>> start Text to read

The princess is sad and lonely, now that her mother has been carted away by the police. You know what would cheer her up? Various suitors throwing themselves at her feet, working with all their might, using whatever means necessary, to get their missives to her (while at the same time thwarting their rivals’). The people closest to the princess, who know her best, are more likely to persuade her that your letter is the one worth receiving. But can you persuade the persuaders without giving yourself away?
How It Works
Love Letter is a light deduction game for two to four players set in the world of AEG’s Tempest series of games. The goal of the game is to win the most number of rounds, either by being the last player in the round or by holding the highest card when the deck runs out.
Love Letter contains a sixteen-card deck, with cards valued 1-8. Each player is dealt one card at the start of the game, and players take turns drawing one card and playing one card. The catch is that most cards have a special effect when they are discarded (and some have passive effects listed on the card). For example, the lowest card–the guard (1)–can choose a player and name a non-guard card. If that player holds that card in their hand, that player is out of the round. A player automatically loses if he discards the princess (8). And so on.
A round ends when either the deck runs out of cards to draw or all players but one have been eliminated. The player holding the highest card wins a token of affection, and rounds continue until one player receives a predetermined number of tokens. That player wins the game.

>> end Text to read
>> start Data entries

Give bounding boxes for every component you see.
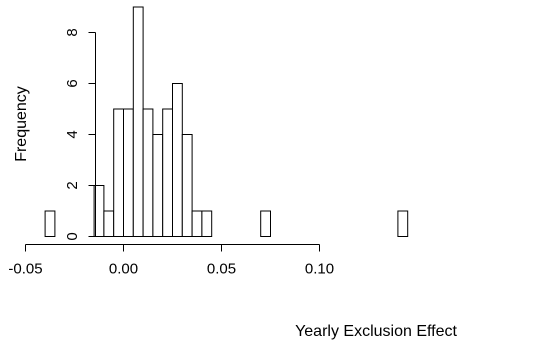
x-tick-label-1: 0.00: [109, 261, 138, 278]
histogram-bar-12: [191, 210, 203, 237]
y-axis-title: Frequency: [13, 86, 30, 162]
histogram-bars: [44, 6, 409, 237]
histogram-bar-13: [201, 210, 213, 237]
histogram-bar-11: [181, 134, 193, 237]
x-tick-label-3: 0.10: [305, 261, 334, 278]
histogram-bar-15: [397, 210, 409, 237]
histogram-bar-1: [44, 210, 56, 237]
histogram-bar-4: [113, 108, 124, 237]
histogram-bar-14: [260, 210, 272, 237]
histogram-bar-5: [123, 108, 134, 237]
y-tick-label-1: 2: [64, 181, 81, 189]
histogram-bar-7: [142, 108, 154, 237]
x-axis: -0.05 0.00 0.05 0.10: [8, 244, 334, 278]
y-axis: 0 2 4 6 8: [64, 28, 96, 241]
histogram-bar-10: [172, 83, 183, 237]
x-tick-label-2: 0.05: [207, 261, 236, 278]
y-tick-label-3: 6: [64, 79, 81, 87]
x-axis-title: Yearly Exclusion Effect: [295, 323, 457, 340]
y-tick-label-0: 0: [64, 232, 81, 240]
y-tick-label-2: 4: [64, 130, 81, 138]
histogram-bar-9: [162, 108, 173, 237]
y-tick-label-4: 8: [64, 28, 81, 36]
histogram-bar-3: [103, 210, 115, 237]
histogram-bar-8: [152, 134, 164, 237]
histogram-bar-6: [132, 6, 144, 237]
x-tick-label-0: -0.05: [8, 261, 42, 278]
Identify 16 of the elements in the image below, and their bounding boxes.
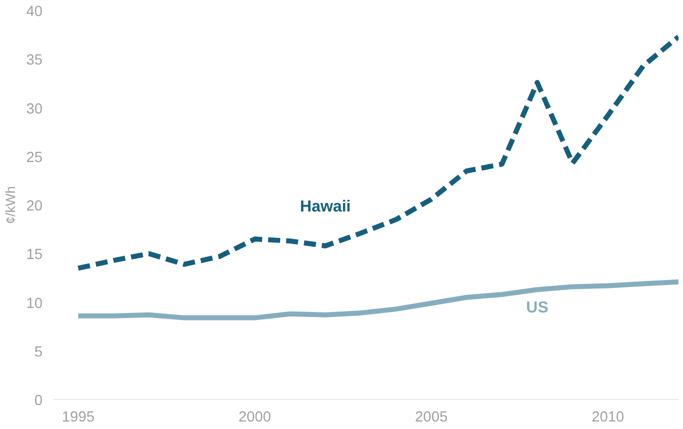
y-tick-label: 10 (26, 296, 43, 312)
y-tick-label: 15 (26, 247, 43, 264)
y-axis-title: ¢/kWh (3, 186, 18, 224)
y-tick-label: 20 (26, 198, 43, 214)
y-tick-label: 0 (34, 393, 43, 409)
x-tick-label: 2005 (415, 410, 448, 426)
x-tick-label: 2000 (238, 410, 272, 426)
x-tick-label: 2010 (592, 410, 624, 426)
y-tick-label: 25 (26, 150, 43, 166)
series-label: US (526, 299, 549, 316)
y-tick-label: 35 (26, 52, 43, 69)
y-tick-label: 30 (26, 101, 43, 118)
y-tick-label: 40 (26, 4, 43, 20)
series-label: Hawaii (300, 198, 351, 216)
y-tick-label: 5 (34, 344, 43, 360)
x-tick-label: 1995 (62, 410, 95, 426)
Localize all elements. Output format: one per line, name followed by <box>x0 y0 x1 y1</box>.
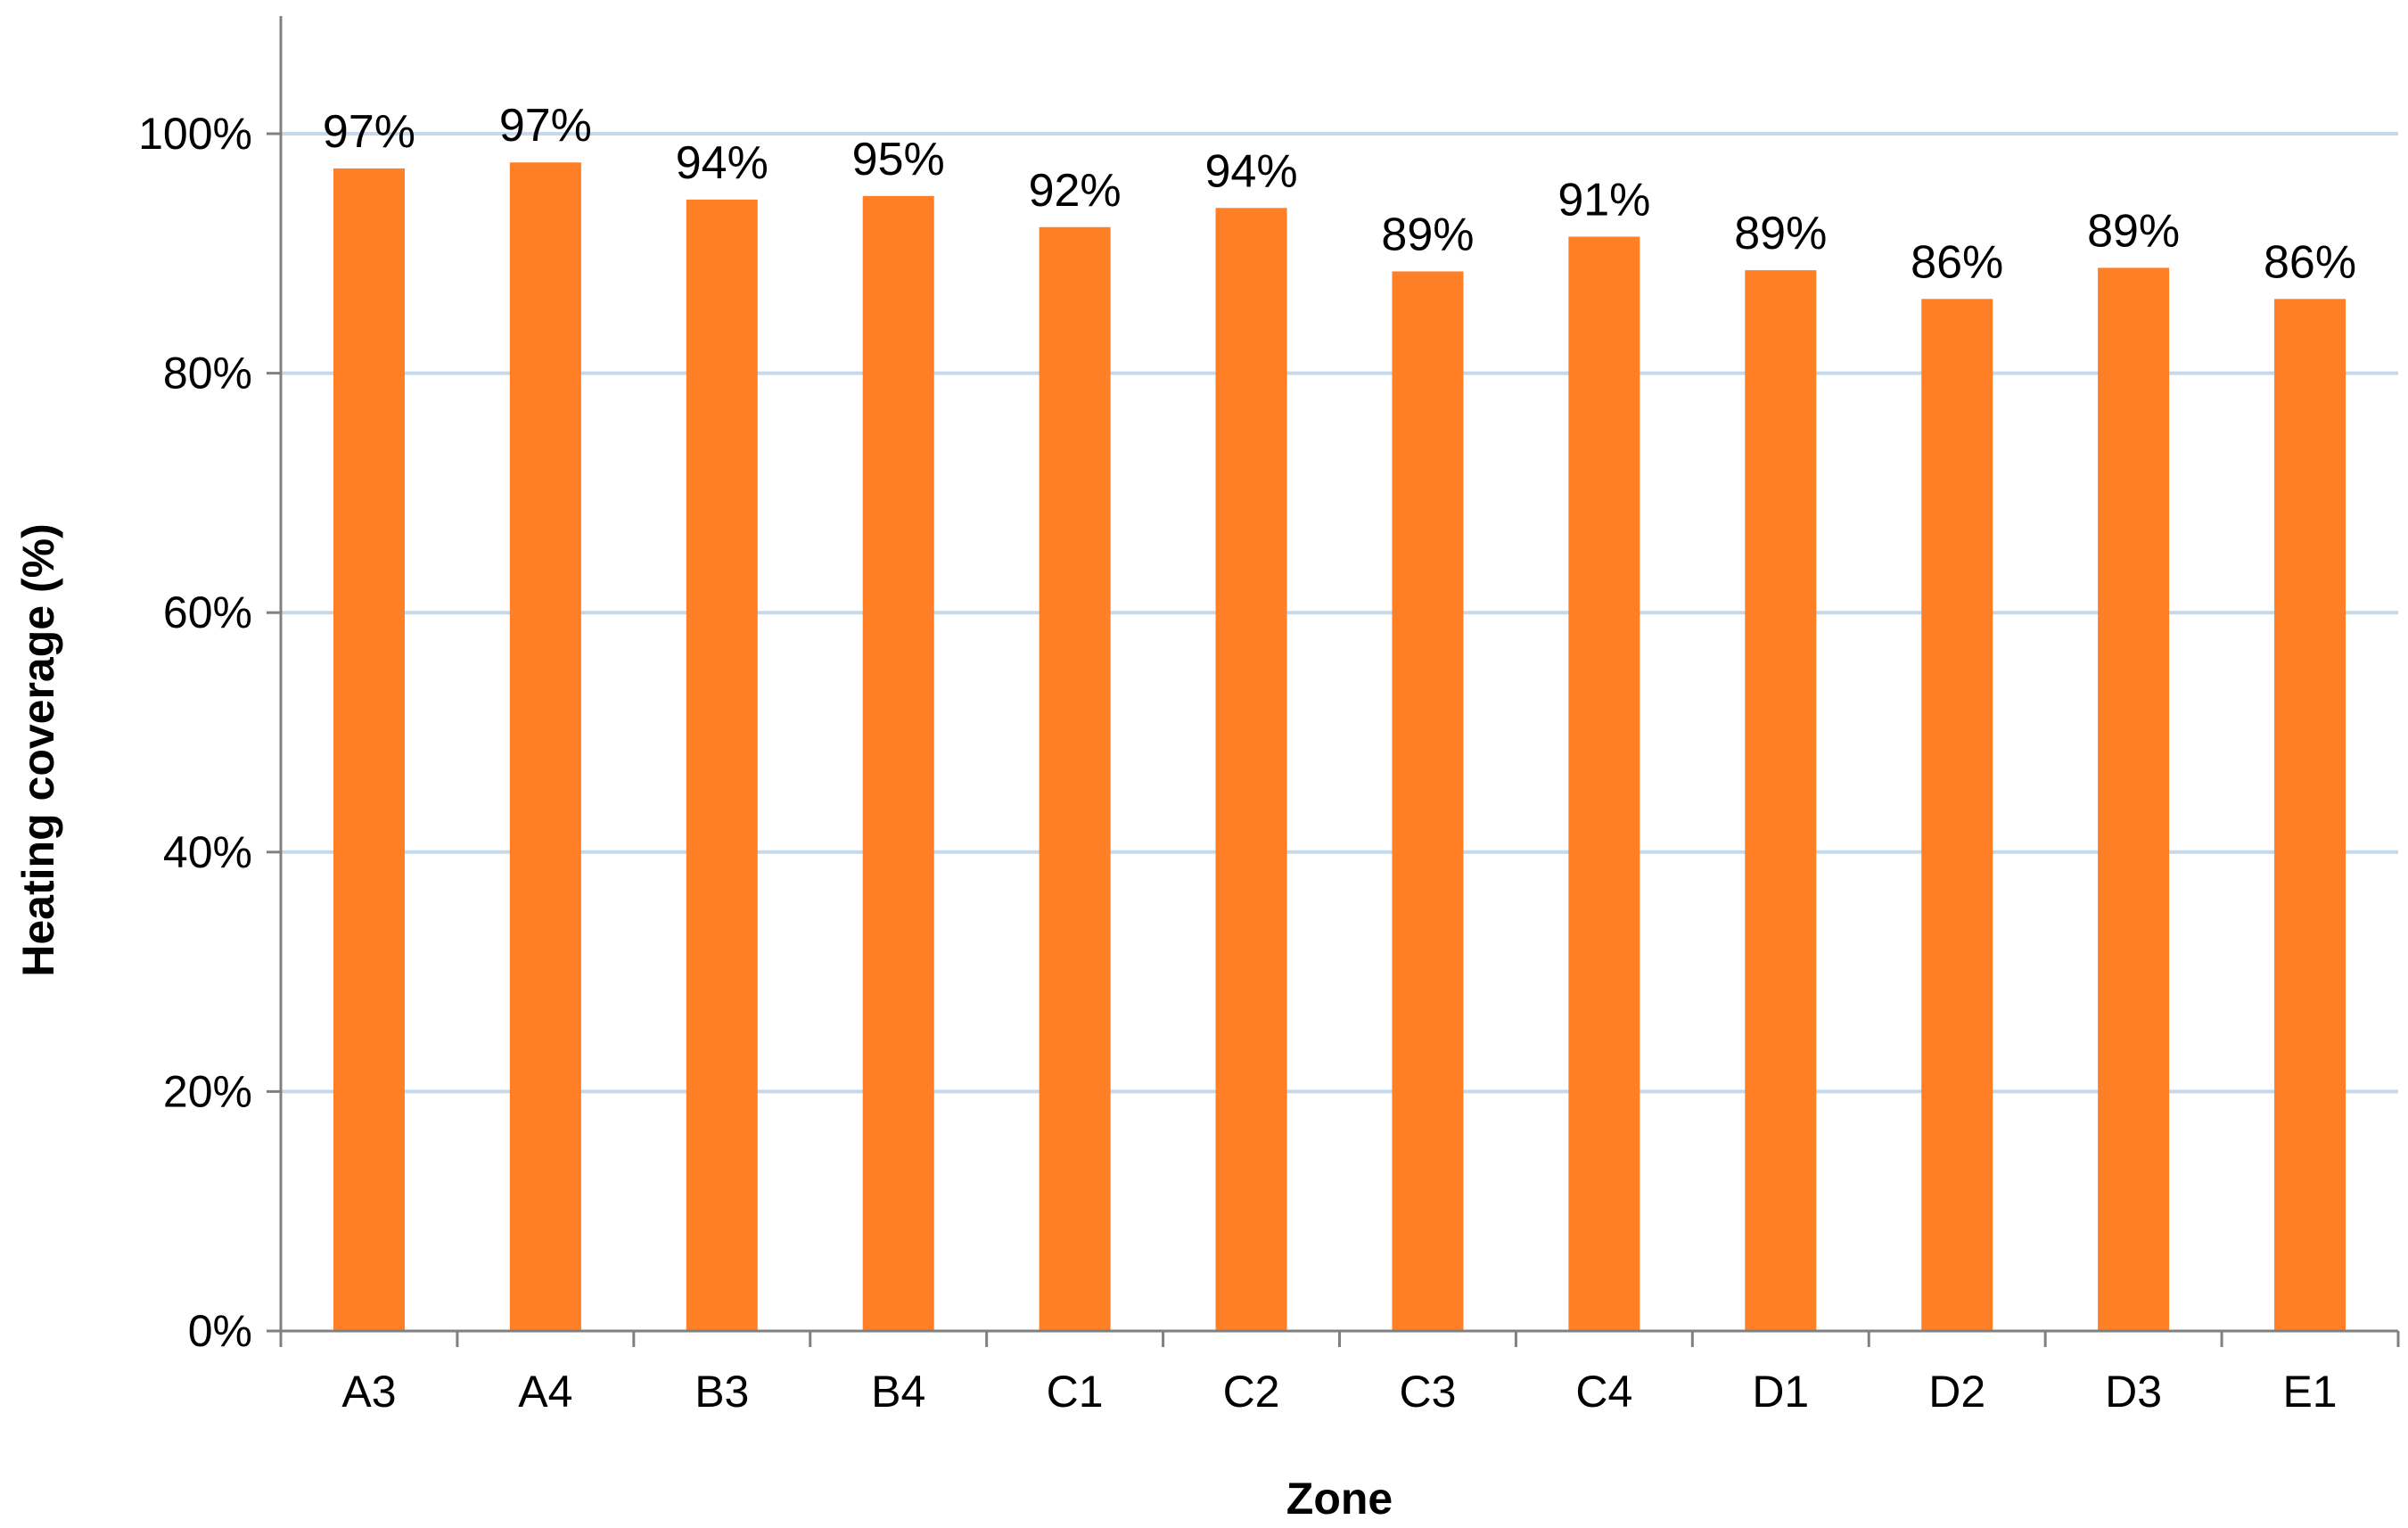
bar-c3 <box>1392 271 1464 1331</box>
data-label: 95% <box>852 134 945 185</box>
x-tick-label: C1 <box>1047 1367 1104 1417</box>
bar-a4 <box>509 162 581 1332</box>
bar-c2 <box>1215 208 1287 1332</box>
axes <box>267 16 2400 1347</box>
data-label: 97% <box>323 106 415 158</box>
y-tick-label: 100% <box>138 109 252 159</box>
x-tick-label: C3 <box>1399 1367 1456 1417</box>
bar-e1 <box>2274 299 2346 1332</box>
x-tick-label: B3 <box>694 1367 749 1417</box>
data-label: 94% <box>676 137 768 189</box>
data-labels: 97% 97% 94% 95% 92% 94% 89% 91% 89% 86% 89% 86% <box>323 100 2356 288</box>
data-label: 86% <box>2264 236 2356 288</box>
y-tick-label: 40% <box>163 827 252 877</box>
bars <box>333 162 2346 1332</box>
x-tick-label: D1 <box>1752 1367 1809 1417</box>
y-tick-label: 80% <box>163 349 252 398</box>
bar-d1 <box>1745 270 1817 1331</box>
data-label: 89% <box>1734 208 1827 259</box>
x-tick-label: C4 <box>1575 1367 1632 1417</box>
x-tick-label: D2 <box>1928 1367 1985 1417</box>
x-tick-label: B4 <box>871 1367 925 1417</box>
bar-c1 <box>1039 226 1111 1331</box>
data-label: 94% <box>1205 145 1298 197</box>
bar-d3 <box>2098 267 2170 1331</box>
data-label: 97% <box>499 100 592 152</box>
bar-a3 <box>333 168 405 1331</box>
x-axis-title: Zone <box>1286 1474 1393 1524</box>
y-tick-label: 60% <box>163 587 252 637</box>
bar-d2 <box>1921 299 1993 1332</box>
y-axis-title: Heating coverage (%) <box>13 523 63 976</box>
data-label: 86% <box>1911 236 2003 288</box>
x-tick-label: C2 <box>1223 1367 1280 1417</box>
gridlines <box>281 132 2398 1094</box>
y-tick-label: 20% <box>163 1066 252 1116</box>
x-tick-label: D3 <box>2105 1367 2162 1417</box>
y-tick-label: 0% <box>188 1306 252 1356</box>
data-label: 89% <box>1381 209 1474 260</box>
x-tick-label: A4 <box>518 1367 572 1417</box>
data-label: 92% <box>1029 165 1122 217</box>
bar-c4 <box>1568 236 1640 1331</box>
bar-b3 <box>686 199 758 1332</box>
tick-labels: 0% 20% 40% 60% 80% 100% A3 A4 B3 B4 C1 C2 C3 C4 D1 D2 D3… <box>138 109 2338 1417</box>
x-tick-label: E1 <box>2282 1367 2337 1417</box>
bar-b4 <box>862 195 934 1332</box>
data-label: 91% <box>1557 174 1650 226</box>
x-tick-label: A3 <box>341 1367 396 1417</box>
data-label: 89% <box>2087 205 2180 257</box>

>> end Data entries

# [Work to do]
(A) Transcribe the Love Letter game description between "How It Works" and "(8). And so on.", inclusive.
(B) Pick up the Love Letter game description after its last sentence and continue writing it.
The material is from a separate source and has no connection to the Love Letter game description.

# [Exercise results]
(A)
How It Works
Love Letter is a light deduction game for two to four players set in the world of AEG’s Tempest series of games. The goal of the game is to win the most number of rounds, either by being the last player in the round or by holding the highest card when the deck runs out.
Love Letter contains a sixteen-card deck, with cards valued 1-8. Each player is dealt one card at the start of the game, and players take turns drawing one card and playing one card. The catch is that most cards have a special effect when they are discarded (and some have passive effects listed on the card). For example, the lowest card–the guard (1)–can choose a player and name a non-guard card. If that player holds that card in their hand, that player is out of the round. A player automatically loses if he discards the princess (8). And so on.

(B)
Love Letter, or Junk Mail?
I am well disposed toward small-box games, so much so that Wolfie has taken to calling them “Lennys” in my honor. I love games that are quick, compact, and easy to teach because they allow players to get right in the action without having to go through the sometimes grueling rules-learning process for a game they might never play again. Granted, small-box games have their place, and they’re not always (or even often) my first choice of games to play, but I have a soft spot for them all the same. So despite my expectation to fall in love with it, Love Letter left me with cold feet.
Love Letter has some things going for it. It’s a small-box game, which means that it can be taken, set up, and played nearly anywhere. In fact, the game is so simple and low on components that you probably don’t even need a table, or to be seated at all. The simple rules match its compact nature–easy to teach and grasp, with new players jumping in almost instantly. The artwork is nice, and the rules booklet, while a bit long for a game of this nature, is comprehensive and full of flavor. Love Letter can, with the right group, also lend itself to funny in-game banter, making it almost a social game if the players allow it. The game comes with round markers (“tokens of affection”) if you want to track wins over multiple rounds, and the velvety bag, though fairly cheap feeling, is a nice touch in setting the mood for the game.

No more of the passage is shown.